# AIM OF THE TASK:
Scan the entries below for the word "best". Copy each line that has it.

──────── ROWS

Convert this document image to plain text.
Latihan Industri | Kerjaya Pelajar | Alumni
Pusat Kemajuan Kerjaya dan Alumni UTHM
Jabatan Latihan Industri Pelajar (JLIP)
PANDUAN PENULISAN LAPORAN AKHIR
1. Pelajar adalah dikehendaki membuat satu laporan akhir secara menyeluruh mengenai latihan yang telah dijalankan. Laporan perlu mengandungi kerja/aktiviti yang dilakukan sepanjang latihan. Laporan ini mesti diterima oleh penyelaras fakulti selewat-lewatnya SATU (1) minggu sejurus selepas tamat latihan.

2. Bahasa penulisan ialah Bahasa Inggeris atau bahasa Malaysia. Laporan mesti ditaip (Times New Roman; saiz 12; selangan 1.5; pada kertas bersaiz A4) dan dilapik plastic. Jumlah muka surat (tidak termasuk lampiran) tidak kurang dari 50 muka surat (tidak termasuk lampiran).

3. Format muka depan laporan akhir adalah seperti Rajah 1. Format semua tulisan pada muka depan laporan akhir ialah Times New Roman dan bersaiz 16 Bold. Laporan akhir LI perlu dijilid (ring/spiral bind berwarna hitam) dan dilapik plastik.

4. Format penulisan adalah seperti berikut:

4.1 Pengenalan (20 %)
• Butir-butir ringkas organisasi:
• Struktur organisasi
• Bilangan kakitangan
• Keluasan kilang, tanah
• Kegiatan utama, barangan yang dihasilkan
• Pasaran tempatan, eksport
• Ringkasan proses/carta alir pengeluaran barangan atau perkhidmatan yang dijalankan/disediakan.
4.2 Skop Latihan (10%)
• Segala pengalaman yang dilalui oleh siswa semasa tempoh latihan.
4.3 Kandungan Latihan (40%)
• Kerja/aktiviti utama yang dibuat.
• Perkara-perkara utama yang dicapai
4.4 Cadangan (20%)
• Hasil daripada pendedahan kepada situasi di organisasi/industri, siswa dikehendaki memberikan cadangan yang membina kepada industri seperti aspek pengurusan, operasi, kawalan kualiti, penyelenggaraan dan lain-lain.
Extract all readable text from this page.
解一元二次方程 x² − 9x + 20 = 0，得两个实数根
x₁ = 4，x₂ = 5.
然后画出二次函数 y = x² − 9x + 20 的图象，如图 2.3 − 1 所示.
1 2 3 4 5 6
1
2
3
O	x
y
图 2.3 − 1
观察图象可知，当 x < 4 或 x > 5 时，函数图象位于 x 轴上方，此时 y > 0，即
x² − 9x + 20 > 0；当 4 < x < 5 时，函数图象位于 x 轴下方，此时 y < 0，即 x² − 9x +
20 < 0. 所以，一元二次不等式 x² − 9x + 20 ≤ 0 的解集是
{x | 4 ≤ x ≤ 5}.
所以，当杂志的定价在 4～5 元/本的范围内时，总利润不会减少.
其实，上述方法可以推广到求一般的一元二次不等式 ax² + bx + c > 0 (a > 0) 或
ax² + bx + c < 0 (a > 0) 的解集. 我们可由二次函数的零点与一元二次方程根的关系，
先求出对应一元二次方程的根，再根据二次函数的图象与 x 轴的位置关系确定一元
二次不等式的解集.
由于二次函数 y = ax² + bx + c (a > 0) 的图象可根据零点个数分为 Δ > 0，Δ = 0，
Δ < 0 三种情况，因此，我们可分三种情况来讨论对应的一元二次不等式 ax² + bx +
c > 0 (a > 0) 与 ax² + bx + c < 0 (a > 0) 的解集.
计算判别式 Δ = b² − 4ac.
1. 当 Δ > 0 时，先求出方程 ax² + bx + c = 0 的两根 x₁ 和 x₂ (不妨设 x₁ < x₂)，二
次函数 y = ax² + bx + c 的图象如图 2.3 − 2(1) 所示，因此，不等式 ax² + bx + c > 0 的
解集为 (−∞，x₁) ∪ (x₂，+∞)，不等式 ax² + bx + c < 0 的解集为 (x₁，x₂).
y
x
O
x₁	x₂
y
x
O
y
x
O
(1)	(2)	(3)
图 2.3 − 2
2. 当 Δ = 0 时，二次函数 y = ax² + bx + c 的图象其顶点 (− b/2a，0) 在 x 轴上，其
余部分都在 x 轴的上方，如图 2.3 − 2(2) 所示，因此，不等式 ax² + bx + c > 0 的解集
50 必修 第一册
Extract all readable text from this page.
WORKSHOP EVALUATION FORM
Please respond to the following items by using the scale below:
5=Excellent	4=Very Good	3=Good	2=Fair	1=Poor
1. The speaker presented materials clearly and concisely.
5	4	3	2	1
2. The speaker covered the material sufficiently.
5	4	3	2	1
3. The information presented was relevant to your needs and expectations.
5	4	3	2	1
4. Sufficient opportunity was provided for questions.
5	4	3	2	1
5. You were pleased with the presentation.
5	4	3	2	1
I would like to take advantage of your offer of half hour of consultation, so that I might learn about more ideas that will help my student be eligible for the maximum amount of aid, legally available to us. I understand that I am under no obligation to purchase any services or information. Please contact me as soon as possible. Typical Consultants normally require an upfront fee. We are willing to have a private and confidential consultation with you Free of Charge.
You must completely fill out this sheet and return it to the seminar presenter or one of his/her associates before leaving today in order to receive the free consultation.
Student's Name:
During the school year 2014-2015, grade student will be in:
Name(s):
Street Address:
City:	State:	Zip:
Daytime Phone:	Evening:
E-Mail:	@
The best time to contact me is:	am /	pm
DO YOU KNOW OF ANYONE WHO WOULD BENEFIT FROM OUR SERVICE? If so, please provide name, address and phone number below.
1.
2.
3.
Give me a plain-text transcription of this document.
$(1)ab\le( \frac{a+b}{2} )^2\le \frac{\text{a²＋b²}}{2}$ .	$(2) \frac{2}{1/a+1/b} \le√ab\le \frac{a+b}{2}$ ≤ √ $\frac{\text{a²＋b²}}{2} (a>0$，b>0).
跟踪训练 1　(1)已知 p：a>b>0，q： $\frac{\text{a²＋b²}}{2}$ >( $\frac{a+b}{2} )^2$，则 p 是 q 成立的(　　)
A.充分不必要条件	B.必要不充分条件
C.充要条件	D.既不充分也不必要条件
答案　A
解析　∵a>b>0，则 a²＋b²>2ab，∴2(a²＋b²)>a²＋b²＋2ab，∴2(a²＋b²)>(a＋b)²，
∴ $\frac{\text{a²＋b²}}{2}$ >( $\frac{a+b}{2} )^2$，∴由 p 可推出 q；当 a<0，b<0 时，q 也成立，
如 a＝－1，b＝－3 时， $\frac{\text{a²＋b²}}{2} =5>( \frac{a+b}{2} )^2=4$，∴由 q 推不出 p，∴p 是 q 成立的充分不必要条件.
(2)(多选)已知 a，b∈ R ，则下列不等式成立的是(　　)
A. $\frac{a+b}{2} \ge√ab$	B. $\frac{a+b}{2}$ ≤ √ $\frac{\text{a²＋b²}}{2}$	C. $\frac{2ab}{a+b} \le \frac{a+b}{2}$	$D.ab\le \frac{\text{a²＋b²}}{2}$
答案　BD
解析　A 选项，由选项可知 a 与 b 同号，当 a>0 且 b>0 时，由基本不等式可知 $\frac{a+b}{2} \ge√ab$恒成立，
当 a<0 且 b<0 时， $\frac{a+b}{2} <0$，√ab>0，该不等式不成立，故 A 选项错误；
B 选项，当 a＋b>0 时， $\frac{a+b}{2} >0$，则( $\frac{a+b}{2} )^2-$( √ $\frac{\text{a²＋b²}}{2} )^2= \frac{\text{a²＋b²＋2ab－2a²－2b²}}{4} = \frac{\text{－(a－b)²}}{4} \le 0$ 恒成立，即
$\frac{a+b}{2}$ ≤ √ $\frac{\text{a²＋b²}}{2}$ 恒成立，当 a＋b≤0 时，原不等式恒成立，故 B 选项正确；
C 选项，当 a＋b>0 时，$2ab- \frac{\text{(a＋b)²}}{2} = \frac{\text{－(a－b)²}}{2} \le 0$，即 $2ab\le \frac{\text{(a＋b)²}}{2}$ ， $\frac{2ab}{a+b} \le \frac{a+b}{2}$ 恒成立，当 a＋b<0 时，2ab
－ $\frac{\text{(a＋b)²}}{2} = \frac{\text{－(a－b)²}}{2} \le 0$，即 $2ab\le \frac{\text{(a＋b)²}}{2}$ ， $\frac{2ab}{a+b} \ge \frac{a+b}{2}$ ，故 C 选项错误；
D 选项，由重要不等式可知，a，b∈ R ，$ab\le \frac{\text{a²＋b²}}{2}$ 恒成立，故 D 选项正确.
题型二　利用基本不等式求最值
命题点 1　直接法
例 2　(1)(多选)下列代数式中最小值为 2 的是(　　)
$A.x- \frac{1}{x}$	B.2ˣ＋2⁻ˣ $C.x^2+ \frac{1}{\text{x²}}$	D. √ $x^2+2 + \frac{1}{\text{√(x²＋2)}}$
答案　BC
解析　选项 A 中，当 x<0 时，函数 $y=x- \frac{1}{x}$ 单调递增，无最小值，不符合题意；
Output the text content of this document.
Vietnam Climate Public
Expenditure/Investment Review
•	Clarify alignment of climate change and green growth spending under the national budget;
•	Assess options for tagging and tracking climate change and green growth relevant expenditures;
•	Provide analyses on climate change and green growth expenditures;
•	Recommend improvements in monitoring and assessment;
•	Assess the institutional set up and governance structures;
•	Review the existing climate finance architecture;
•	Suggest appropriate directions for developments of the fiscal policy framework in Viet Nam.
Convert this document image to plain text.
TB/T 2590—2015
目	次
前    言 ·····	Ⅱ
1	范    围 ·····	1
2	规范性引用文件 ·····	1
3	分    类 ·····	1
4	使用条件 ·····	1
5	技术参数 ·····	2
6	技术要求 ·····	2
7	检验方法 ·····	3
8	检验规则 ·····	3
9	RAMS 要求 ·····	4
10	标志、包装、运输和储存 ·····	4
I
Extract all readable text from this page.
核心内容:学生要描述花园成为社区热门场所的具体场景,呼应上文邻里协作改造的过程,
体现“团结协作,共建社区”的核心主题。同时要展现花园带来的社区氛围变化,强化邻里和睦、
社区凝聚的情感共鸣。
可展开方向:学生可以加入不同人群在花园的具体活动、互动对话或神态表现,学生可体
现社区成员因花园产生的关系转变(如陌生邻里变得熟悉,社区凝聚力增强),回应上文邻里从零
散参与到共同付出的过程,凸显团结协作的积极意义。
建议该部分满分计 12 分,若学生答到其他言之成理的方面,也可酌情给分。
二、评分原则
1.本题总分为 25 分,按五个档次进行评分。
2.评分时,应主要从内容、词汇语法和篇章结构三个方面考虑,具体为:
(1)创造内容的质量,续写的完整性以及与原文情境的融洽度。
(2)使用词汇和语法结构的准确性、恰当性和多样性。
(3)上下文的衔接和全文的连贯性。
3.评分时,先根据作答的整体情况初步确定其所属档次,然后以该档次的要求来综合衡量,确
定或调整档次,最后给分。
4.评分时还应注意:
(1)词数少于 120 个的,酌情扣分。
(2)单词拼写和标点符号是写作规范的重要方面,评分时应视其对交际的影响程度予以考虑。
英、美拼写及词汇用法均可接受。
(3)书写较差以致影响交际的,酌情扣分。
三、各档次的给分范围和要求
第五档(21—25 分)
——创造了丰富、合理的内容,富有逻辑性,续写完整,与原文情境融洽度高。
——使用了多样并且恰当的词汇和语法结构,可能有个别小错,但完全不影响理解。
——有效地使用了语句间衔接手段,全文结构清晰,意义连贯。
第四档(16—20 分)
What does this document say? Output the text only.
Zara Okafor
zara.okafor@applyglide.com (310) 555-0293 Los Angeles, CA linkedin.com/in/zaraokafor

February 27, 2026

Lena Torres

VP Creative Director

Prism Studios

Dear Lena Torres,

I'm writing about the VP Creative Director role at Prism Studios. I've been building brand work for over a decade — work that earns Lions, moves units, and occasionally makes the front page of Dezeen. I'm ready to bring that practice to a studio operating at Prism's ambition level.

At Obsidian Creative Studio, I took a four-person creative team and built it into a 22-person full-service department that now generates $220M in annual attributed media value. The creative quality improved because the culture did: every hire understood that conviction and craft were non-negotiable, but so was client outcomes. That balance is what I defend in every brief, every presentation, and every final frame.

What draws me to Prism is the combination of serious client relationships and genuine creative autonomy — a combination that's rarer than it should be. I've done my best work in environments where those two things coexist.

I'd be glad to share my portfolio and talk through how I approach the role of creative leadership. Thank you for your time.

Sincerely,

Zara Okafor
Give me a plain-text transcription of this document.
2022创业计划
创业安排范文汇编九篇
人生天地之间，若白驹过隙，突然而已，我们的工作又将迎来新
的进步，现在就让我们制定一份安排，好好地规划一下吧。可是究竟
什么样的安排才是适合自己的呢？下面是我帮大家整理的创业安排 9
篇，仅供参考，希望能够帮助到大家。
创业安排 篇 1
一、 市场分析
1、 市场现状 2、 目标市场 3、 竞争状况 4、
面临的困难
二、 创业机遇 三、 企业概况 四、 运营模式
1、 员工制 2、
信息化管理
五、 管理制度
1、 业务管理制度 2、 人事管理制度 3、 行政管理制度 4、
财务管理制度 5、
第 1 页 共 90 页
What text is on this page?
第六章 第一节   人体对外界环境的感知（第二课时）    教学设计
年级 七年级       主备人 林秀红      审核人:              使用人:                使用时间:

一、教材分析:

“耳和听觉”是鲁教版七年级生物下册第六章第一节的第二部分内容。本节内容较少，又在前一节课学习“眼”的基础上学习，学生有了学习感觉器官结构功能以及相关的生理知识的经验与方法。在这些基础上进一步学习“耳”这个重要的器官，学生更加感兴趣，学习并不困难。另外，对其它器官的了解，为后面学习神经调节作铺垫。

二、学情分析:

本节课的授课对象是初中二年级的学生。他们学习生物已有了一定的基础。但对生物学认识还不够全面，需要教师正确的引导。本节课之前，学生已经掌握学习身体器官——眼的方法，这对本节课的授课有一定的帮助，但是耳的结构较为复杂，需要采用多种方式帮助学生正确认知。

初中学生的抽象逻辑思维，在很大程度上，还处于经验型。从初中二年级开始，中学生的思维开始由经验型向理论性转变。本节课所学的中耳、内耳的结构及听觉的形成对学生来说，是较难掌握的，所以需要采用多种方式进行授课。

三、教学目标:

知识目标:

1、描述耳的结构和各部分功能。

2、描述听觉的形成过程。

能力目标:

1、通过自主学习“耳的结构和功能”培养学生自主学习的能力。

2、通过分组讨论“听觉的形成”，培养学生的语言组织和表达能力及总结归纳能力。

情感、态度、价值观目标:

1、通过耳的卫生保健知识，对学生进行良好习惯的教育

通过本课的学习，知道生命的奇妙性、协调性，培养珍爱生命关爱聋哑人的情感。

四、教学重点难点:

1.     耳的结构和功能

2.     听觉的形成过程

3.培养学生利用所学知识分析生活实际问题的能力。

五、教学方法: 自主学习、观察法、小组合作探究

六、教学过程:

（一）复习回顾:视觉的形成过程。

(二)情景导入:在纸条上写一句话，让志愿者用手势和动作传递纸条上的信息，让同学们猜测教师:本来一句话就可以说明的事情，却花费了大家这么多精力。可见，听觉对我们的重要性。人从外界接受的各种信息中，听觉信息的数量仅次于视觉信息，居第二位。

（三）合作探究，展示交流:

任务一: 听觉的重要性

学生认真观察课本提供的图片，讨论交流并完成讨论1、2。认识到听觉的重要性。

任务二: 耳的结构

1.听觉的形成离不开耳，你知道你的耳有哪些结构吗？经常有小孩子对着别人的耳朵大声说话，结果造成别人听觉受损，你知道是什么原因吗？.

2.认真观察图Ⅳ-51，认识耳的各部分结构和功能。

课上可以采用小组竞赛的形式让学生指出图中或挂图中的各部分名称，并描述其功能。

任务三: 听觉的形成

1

────────────────

# ANSWER TO THE EXERCISE:
The best time to contact me is:	am /	pm
What draws me to Prism is the combination of serious client relationships and genuine creative autonomy — a combination that's rarer than it should be. I've done my best work in environments where those two things coexist.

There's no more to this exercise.